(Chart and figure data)
*-*-*

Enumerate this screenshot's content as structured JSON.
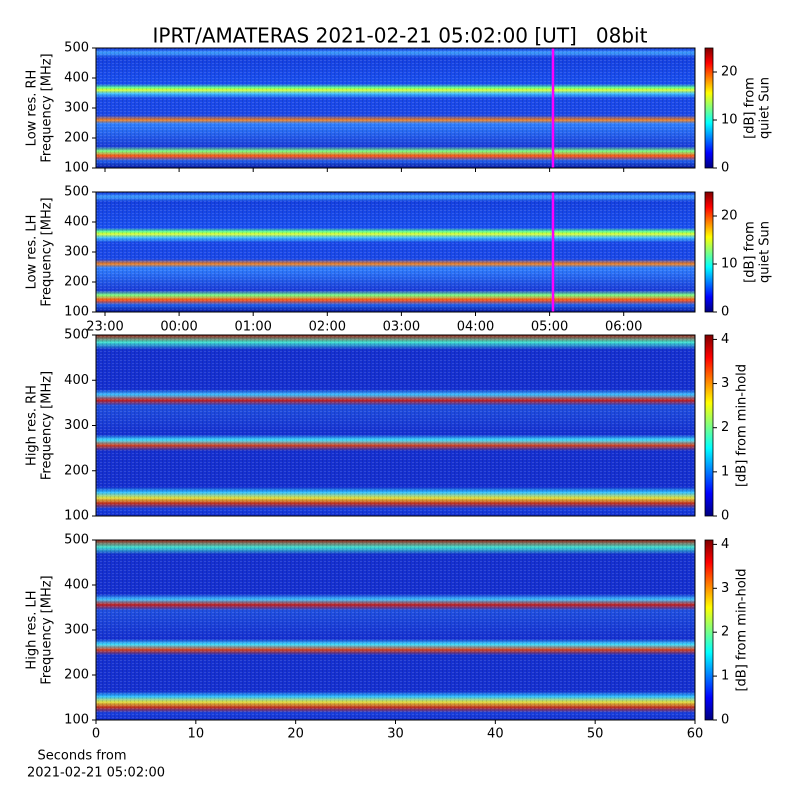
{
  "chart_data": [
    {
      "type": "heatmap",
      "title": "IPRT/AMATERAS 2021-02-21 05:02:00 [UT]   08bit",
      "ylabel": [
        "Low res. RH",
        "Frequency [MHz]"
      ],
      "ylim": [
        100,
        500
      ],
      "yticks": [
        100,
        200,
        300,
        400,
        500
      ],
      "clim": [
        0,
        25
      ],
      "cticks": [
        0,
        10,
        20
      ],
      "clabel": [
        "[dB] from",
        "quiet Sun"
      ]
    },
    {
      "type": "heatmap",
      "ylabel": [
        "Low res. LH",
        "Frequency [MHz]"
      ],
      "ylim": [
        100,
        500
      ],
      "yticks": [
        100,
        200,
        300,
        400,
        500
      ],
      "xticks": [
        "23:00",
        "00:00",
        "01:00",
        "02:00",
        "03:00",
        "04:00",
        "05:00",
        "06:00"
      ],
      "clim": [
        0,
        25
      ],
      "cticks": [
        0,
        10,
        20
      ],
      "clabel": [
        "[dB] from",
        "quiet Sun"
      ]
    },
    {
      "type": "heatmap",
      "ylabel": [
        "High res. RH",
        "Frequency [MHz]"
      ],
      "ylim": [
        100,
        500
      ],
      "yticks": [
        100,
        200,
        300,
        400,
        500
      ],
      "clim": [
        0,
        4.1
      ],
      "cticks": [
        0,
        1,
        2,
        3,
        4
      ],
      "clabel": [
        "[dB] from min-hold"
      ]
    },
    {
      "type": "heatmap",
      "ylabel": [
        "High res. LH",
        "Frequency [MHz]"
      ],
      "ylim": [
        100,
        500
      ],
      "yticks": [
        100,
        200,
        300,
        400,
        500
      ],
      "xlim": [
        0,
        60
      ],
      "xticks": [
        0,
        10,
        20,
        30,
        40,
        50,
        60
      ],
      "xlabel": [
        "Seconds from",
        "2021-02-21 05:02:00"
      ],
      "clim": [
        0,
        4.1
      ],
      "cticks": [
        0,
        1,
        2,
        3,
        4
      ],
      "clabel": [
        "[dB] from min-hold"
      ]
    }
  ]
}
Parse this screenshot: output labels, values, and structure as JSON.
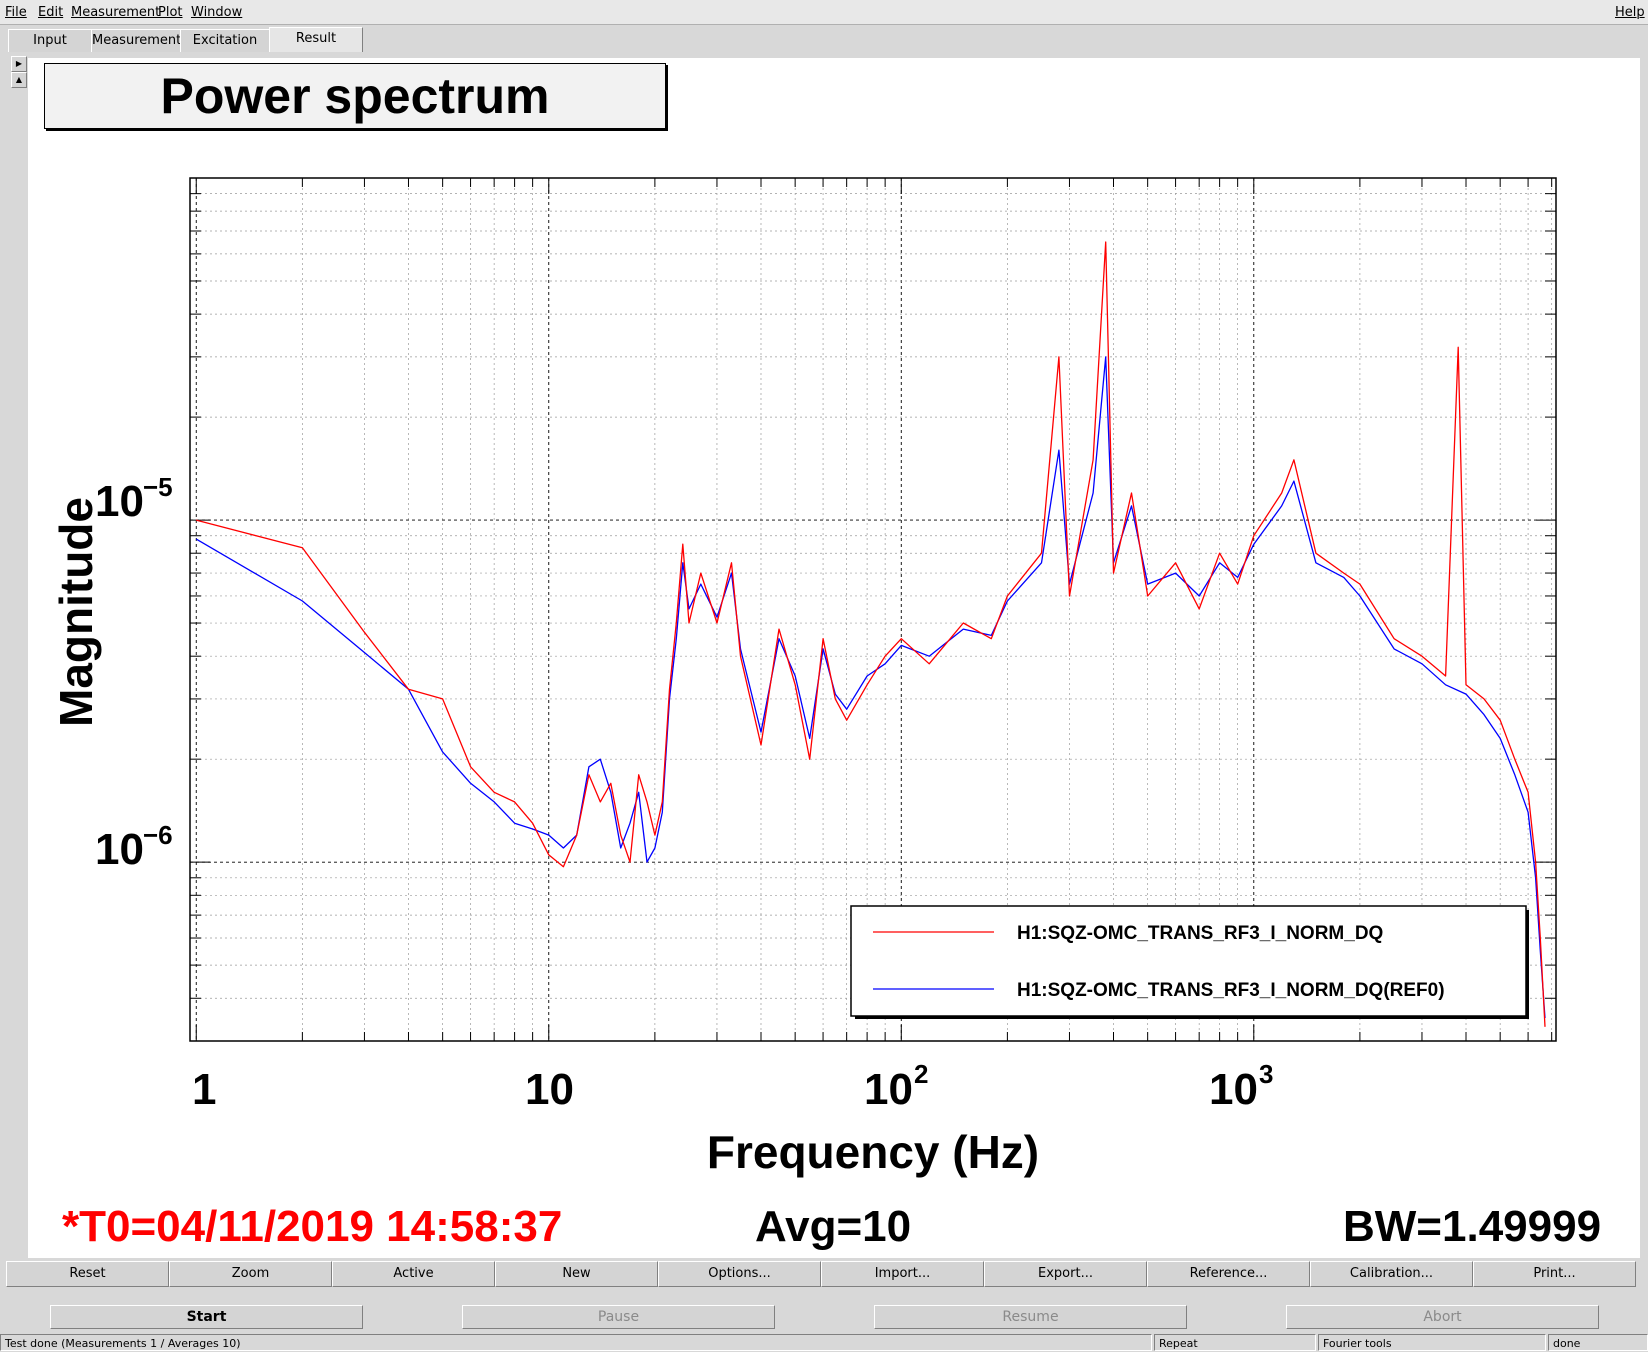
{
  "menu": {
    "file": "File",
    "edit": "Edit",
    "measurement": "Measurement",
    "plot": "Plot",
    "window": "Window",
    "help": "Help"
  },
  "tabs": {
    "input": "Input",
    "measurement": "Measurement",
    "excitation": "Excitation",
    "result": "Result"
  },
  "plot": {
    "title": "Power spectrum",
    "xlabel": "Frequency (Hz)",
    "ylabel": "Magnitude",
    "xticks": [
      "1",
      "10",
      "10",
      "10"
    ],
    "xtick_exp": [
      "",
      "",
      "2",
      "3"
    ],
    "yticks": [
      "10",
      "10"
    ],
    "ytick_exp": [
      "−5",
      "−6"
    ]
  },
  "footer": {
    "t0": "*T0=04/11/2019 14:58:37",
    "avg": "Avg=10",
    "bw": "BW=1.49999"
  },
  "colors": {
    "series_red": "#ff0000",
    "series_blue": "#0000ff",
    "t0_text": "#ff0000"
  },
  "buttons_row1": {
    "reset": "Reset",
    "zoom": "Zoom",
    "active": "Active",
    "new": "New",
    "options": "Options...",
    "import": "Import...",
    "export": "Export...",
    "reference": "Reference...",
    "calibration": "Calibration...",
    "print": "Print..."
  },
  "buttons_row2": {
    "start": "Start",
    "pause": "Pause",
    "resume": "Resume",
    "abort": "Abort"
  },
  "status": {
    "message": "Test done (Measurements 1 / Averages 10)",
    "repeat": "Repeat",
    "fourier": "Fourier tools",
    "state": "done"
  },
  "chart_data": {
    "type": "line",
    "title": "Power spectrum",
    "xlabel": "Frequency (Hz)",
    "ylabel": "Magnitude",
    "xscale": "log",
    "yscale": "log",
    "xlim": [
      0.96,
      7200
    ],
    "ylim": [
      3e-07,
      0.0001
    ],
    "grid": true,
    "legend_position": "bottom-right",
    "series": [
      {
        "name": "H1:SQZ-OMC_TRANS_RF3_I_NORM_DQ",
        "color": "#ff0000",
        "x": [
          1,
          2,
          3,
          4,
          5,
          6,
          7,
          8,
          9,
          10,
          11,
          12,
          13,
          14,
          15,
          16,
          17,
          18,
          19,
          20,
          21,
          22,
          23,
          24,
          25,
          27,
          30,
          33,
          35,
          40,
          45,
          50,
          55,
          60,
          65,
          70,
          80,
          90,
          100,
          120,
          150,
          180,
          200,
          250,
          280,
          300,
          350,
          380,
          400,
          450,
          500,
          600,
          700,
          800,
          900,
          1000,
          1200,
          1300,
          1500,
          1800,
          2000,
          2500,
          3000,
          3500,
          3800,
          4000,
          4500,
          5000,
          5500,
          6000,
          6300,
          6500,
          6700
        ],
        "y": [
          1e-05,
          8.3e-06,
          4.7e-06,
          3.2e-06,
          3e-06,
          1.9e-06,
          1.6e-06,
          1.5e-06,
          1.3e-06,
          1.05e-06,
          9.7e-07,
          1.2e-06,
          1.8e-06,
          1.5e-06,
          1.7e-06,
          1.2e-06,
          1e-06,
          1.8e-06,
          1.5e-06,
          1.2e-06,
          1.5e-06,
          3.2e-06,
          5e-06,
          8.5e-06,
          5e-06,
          7e-06,
          5e-06,
          7.5e-06,
          4e-06,
          2.2e-06,
          4.8e-06,
          3.3e-06,
          2e-06,
          4.5e-06,
          3e-06,
          2.6e-06,
          3.3e-06,
          4e-06,
          4.5e-06,
          3.8e-06,
          5e-06,
          4.5e-06,
          6e-06,
          8e-06,
          3e-05,
          6e-06,
          1.5e-05,
          6.5e-05,
          7e-06,
          1.2e-05,
          6e-06,
          7.5e-06,
          5.5e-06,
          8e-06,
          6.5e-06,
          9e-06,
          1.2e-05,
          1.5e-05,
          8e-06,
          7e-06,
          6.5e-06,
          4.5e-06,
          4e-06,
          3.5e-06,
          3.2e-05,
          3.3e-06,
          3e-06,
          2.6e-06,
          2e-06,
          1.6e-06,
          1e-06,
          6e-07,
          3.3e-07
        ]
      },
      {
        "name": "H1:SQZ-OMC_TRANS_RF3_I_NORM_DQ(REF0)",
        "color": "#0000ff",
        "x": [
          1,
          2,
          3,
          4,
          5,
          6,
          7,
          8,
          9,
          10,
          11,
          12,
          13,
          14,
          15,
          16,
          17,
          18,
          19,
          20,
          21,
          22,
          23,
          24,
          25,
          27,
          30,
          33,
          35,
          40,
          45,
          50,
          55,
          60,
          65,
          70,
          80,
          90,
          100,
          120,
          150,
          180,
          200,
          250,
          280,
          300,
          350,
          380,
          400,
          450,
          500,
          600,
          700,
          800,
          900,
          1000,
          1200,
          1300,
          1500,
          1800,
          2000,
          2500,
          3000,
          3500,
          4000,
          4500,
          5000,
          5500,
          6000,
          6300,
          6500,
          6700
        ],
        "y": [
          8.8e-06,
          5.8e-06,
          4.1e-06,
          3.2e-06,
          2.1e-06,
          1.7e-06,
          1.5e-06,
          1.3e-06,
          1.25e-06,
          1.2e-06,
          1.1e-06,
          1.2e-06,
          1.9e-06,
          2e-06,
          1.6e-06,
          1.1e-06,
          1.3e-06,
          1.6e-06,
          1e-06,
          1.1e-06,
          1.4e-06,
          3e-06,
          4.5e-06,
          7.5e-06,
          5.5e-06,
          6.5e-06,
          5.2e-06,
          7e-06,
          4.2e-06,
          2.4e-06,
          4.5e-06,
          3.5e-06,
          2.3e-06,
          4.2e-06,
          3.1e-06,
          2.8e-06,
          3.5e-06,
          3.8e-06,
          4.3e-06,
          4e-06,
          4.8e-06,
          4.6e-06,
          5.8e-06,
          7.5e-06,
          1.6e-05,
          6.5e-06,
          1.2e-05,
          3e-05,
          7.5e-06,
          1.1e-05,
          6.5e-06,
          7e-06,
          6e-06,
          7.5e-06,
          6.8e-06,
          8.5e-06,
          1.1e-05,
          1.3e-05,
          7.5e-06,
          6.8e-06,
          6e-06,
          4.2e-06,
          3.8e-06,
          3.3e-06,
          3.1e-06,
          2.7e-06,
          2.3e-06,
          1.8e-06,
          1.4e-06,
          9e-07,
          5.5e-07,
          3.5e-07
        ]
      }
    ]
  }
}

*-*-*

**REQUIRED TASK**
Copy each line of the data that contains the word "this".

**THE SOLUTION**
Enumerate this screenshot's content as structured JSON.
Parse this screenshot: output labels, values, and structure as JSON.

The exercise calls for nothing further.